▶ [Extracted data]:
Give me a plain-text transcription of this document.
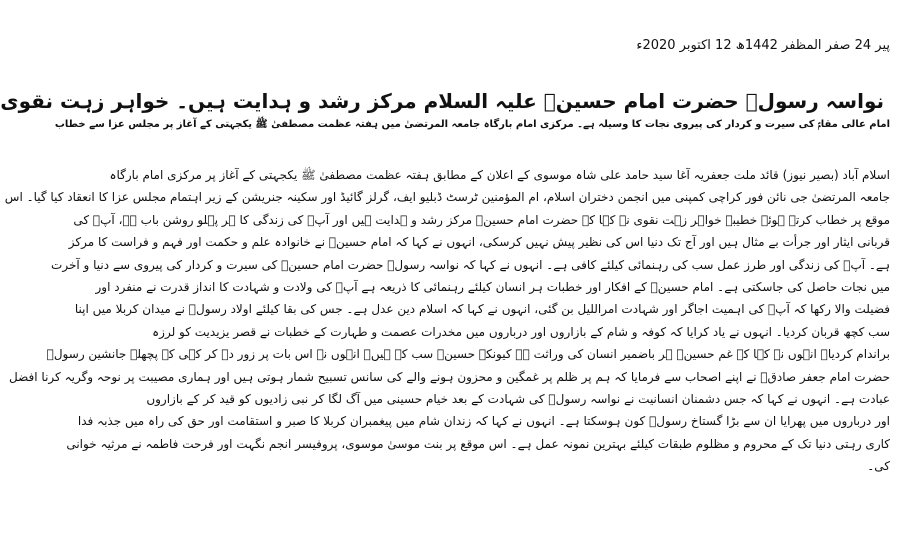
پیر 24 صفر المظفر 1442ھ 12 اکتوبر 2020ء
نواسہ رسولؐ حضرت امام حسینؓ علیہ السلام مرکز رشد و ہدایت ہیں۔ خواہر زہت نقوی
امام عالی مقامؑ کی سیرت و کردار کی پیروی نجات کا وسیلہ ہے۔ مرکزی امام بارگاہ جامعہ المرتضیٰ میں ہفتہ عظمت مصطفیٰ ﷺ یکجہتی کے آغاز پر مجلس عزا سے خطاب
اسلام آباد (بصیر نیوز) قائد ملت جعفریہ آغا سید حامد علی شاہ موسوی کے اعلان کے مطابق ہفتہ عظمت مصطفیٰ ﷺ یکجہتی کے آغاز پر مرکزی امام بارگاہ
جامعہ المرتضیٰ جی نائن فور کراچی کمپنی میں انجمن دختران اسلام، ام المؤمنین ٹرسٹ ڈبلیو ایف، گرلز گائیڈ اور سکینہ جنریشن کے زیر اہتمام مجلس عزا کا انعقاد کیا گیا۔ اس
موقع پر خطاب کرتے ہوئے خطیبہ خواہر زہت نقوی نے کہا کہ حضرت امام حسینؑ مرکز رشد و ہدایت ہیں اور آپؑ کی زندگی کا ہر پہلو روشن باب ہے، آپؑ کی
قربانی ایثار اور جرأت بے مثال ہیں اور آج تک دنیا اس کی نظیر پیش نہیں کرسکی، انہوں نے کہا کہ امام حسینؑ نے خانوادہ علم و حکمت اور فہم و فراست کا مرکز
ہے۔ آپؑ کی زندگی اور طرز عمل سب کی رہنمائی کیلئے کافی ہے۔ انہوں نے کہا کہ نواسہ رسولؐ حضرت امام حسینؑ کی سیرت و کردار کی پیروی سے دنیا و آخرت
میں نجات حاصل کی جاسکتی ہے۔ امام حسینؑ کے افکار اور خطبات ہر انسان کیلئے رہنمائی کا ذریعہ ہے آپؑ کی ولادت و شہادت کا انداز قدرت نے منفرد اور
فضیلت والا رکھا کہ آپؑ کی اہمیت اجاگر اور شہادت امراللیل بن گئی، انہوں نے کہا کہ اسلام دین عدل ہے۔ جس کی بقا کیلئے اولاد رسولؐ نے میدان کربلا میں اپنا
سب کچھ قربان کردیا۔ انہوں نے یاد کرایا کہ کوفہ و شام کے بازاروں اور درباروں میں مخدرات عصمت و طہارت کے خطبات نے قصر یزیدیت کو لرزہ
براندام کردیا۔ انہوں نے کہا کہ غم حسینؑ ہر باضمیر انسان کی وراثت ہے کیونکہ حسینؑ سب کے ہیں۔ انہوں نے اس بات پر زور دے کر کہی کہ پچھلے جانشین رسولؐ
حضرت امام جعفر صادقؑ نے اپنے اصحاب سے فرمایا کہ ہم پر ظلم پر غمگین و محزون ہونے والے کی سانس تسبیح شمار ہوتی ہیں اور ہماری مصیبت پر نوحہ وگریہ کرنا افضل
عبادت ہے۔ انہوں نے کہا کہ جس دشمنان انسانیت نے نواسہ رسولؐ کی شہادت کے بعد خیام حسینی میں آگ لگا کر نبی زادیوں کو قید کر کے بازاروں
اور درباروں میں پھرایا ان سے بڑا گستاخ رسولؐ کون ہوسکتا ہے۔ انہوں نے کہا کہ زندان شام میں پیغمبران کربلا کا صبر و استقامت اور حق کی راہ میں جذبہ فدا
کاری رہتی دنیا تک کے محروم و مظلوم طبقات کیلئے بہترین نمونہ عمل ہے۔ اس موقع پر بنت موسیٰ موسوی، پروفیسر انجم نگہت اور فرحت فاطمہ نے مرثیہ خوانی
کی۔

▶ [Aim]: Images must not appear in the copy; reproduce everything else in the records verbatim.

▶ [Response for this exercise]:
Give me a plain-text transcription of this document.
پیر 24 صفر المظفر 1442ھ 12 اکتوبر 2020ء
نواسہ رسولؐ حضرت امام حسینؓ علیہ السلام مرکز رشد و ہدایت ہیں۔ خواہر زہت نقوی
امام عالی مقامؑ کی سیرت و کردار کی پیروی نجات کا وسیلہ ہے۔ مرکزی امام بارگاہ جامعہ المرتضیٰ میں ہفتہ عظمت مصطفیٰ ﷺ یکجہتی کے آغاز پر مجلس عزا سے خطاب
اسلام آباد (بصیر نیوز) قائد ملت جعفریہ آغا سید حامد علی شاہ موسوی کے اعلان کے مطابق ہفتہ عظمت مصطفیٰ ﷺ یکجہتی کے آغاز پر مرکزی امام بارگاہ
جامعہ المرتضیٰ جی نائن فور کراچی کمپنی میں انجمن دختران اسلام، ام المؤمنین ٹرسٹ ڈبلیو ایف، گرلز گائیڈ اور سکینہ جنریشن کے زیر اہتمام مجلس عزا کا انعقاد کیا گیا۔ اس
موقع پر خطاب کرتے ہوئے خطیبہ خواہر زہت نقوی نے کہا کہ حضرت امام حسینؑ مرکز رشد و ہدایت ہیں اور آپؑ کی زندگی کا ہر پہلو روشن باب ہے، آپؑ کی
قربانی ایثار اور جرأت بے مثال ہیں اور آج تک دنیا اس کی نظیر پیش نہیں کرسکی، انہوں نے کہا کہ امام حسینؑ نے خانوادہ علم و حکمت اور فہم و فراست کا مرکز
ہے۔ آپؑ کی زندگی اور طرز عمل سب کی رہنمائی کیلئے کافی ہے۔ انہوں نے کہا کہ نواسہ رسولؐ حضرت امام حسینؑ کی سیرت و کردار کی پیروی سے دنیا و آخرت
میں نجات حاصل کی جاسکتی ہے۔ امام حسینؑ کے افکار اور خطبات ہر انسان کیلئے رہنمائی کا ذریعہ ہے آپؑ کی ولادت و شہادت کا انداز قدرت نے منفرد اور
فضیلت والا رکھا کہ آپؑ کی اہمیت اجاگر اور شہادت امراللیل بن گئی، انہوں نے کہا کہ اسلام دین عدل ہے۔ جس کی بقا کیلئے اولاد رسولؐ نے میدان کربلا میں اپنا
سب کچھ قربان کردیا۔ انہوں نے یاد کرایا کہ کوفہ و شام کے بازاروں اور درباروں میں مخدرات عصمت و طہارت کے خطبات نے قصر یزیدیت کو لرزہ
براندام کردیا۔ انہوں نے کہا کہ غم حسینؑ ہر باضمیر انسان کی وراثت ہے کیونکہ حسینؑ سب کے ہیں۔ انہوں نے اس بات پر زور دے کر کہی کہ پچھلے جانشین رسولؐ
حضرت امام جعفر صادقؑ نے اپنے اصحاب سے فرمایا کہ ہم پر ظلم پر غمگین و محزون ہونے والے کی سانس تسبیح شمار ہوتی ہیں اور ہماری مصیبت پر نوحہ وگریہ کرنا افضل
عبادت ہے۔ انہوں نے کہا کہ جس دشمنان انسانیت نے نواسہ رسولؐ کی شہادت کے بعد خیام حسینی میں آگ لگا کر نبی زادیوں کو قید کر کے بازاروں
اور درباروں میں پھرایا ان سے بڑا گستاخ رسولؐ کون ہوسکتا ہے۔ انہوں نے کہا کہ زندان شام میں پیغمبران کربلا کا صبر و استقامت اور حق کی راہ میں جذبہ فدا
کاری رہتی دنیا تک کے محروم و مظلوم طبقات کیلئے بہترین نمونہ عمل ہے۔ اس موقع پر بنت موسیٰ موسوی، پروفیسر انجم نگہت اور فرحت فاطمہ نے مرثیہ خوانی
کی۔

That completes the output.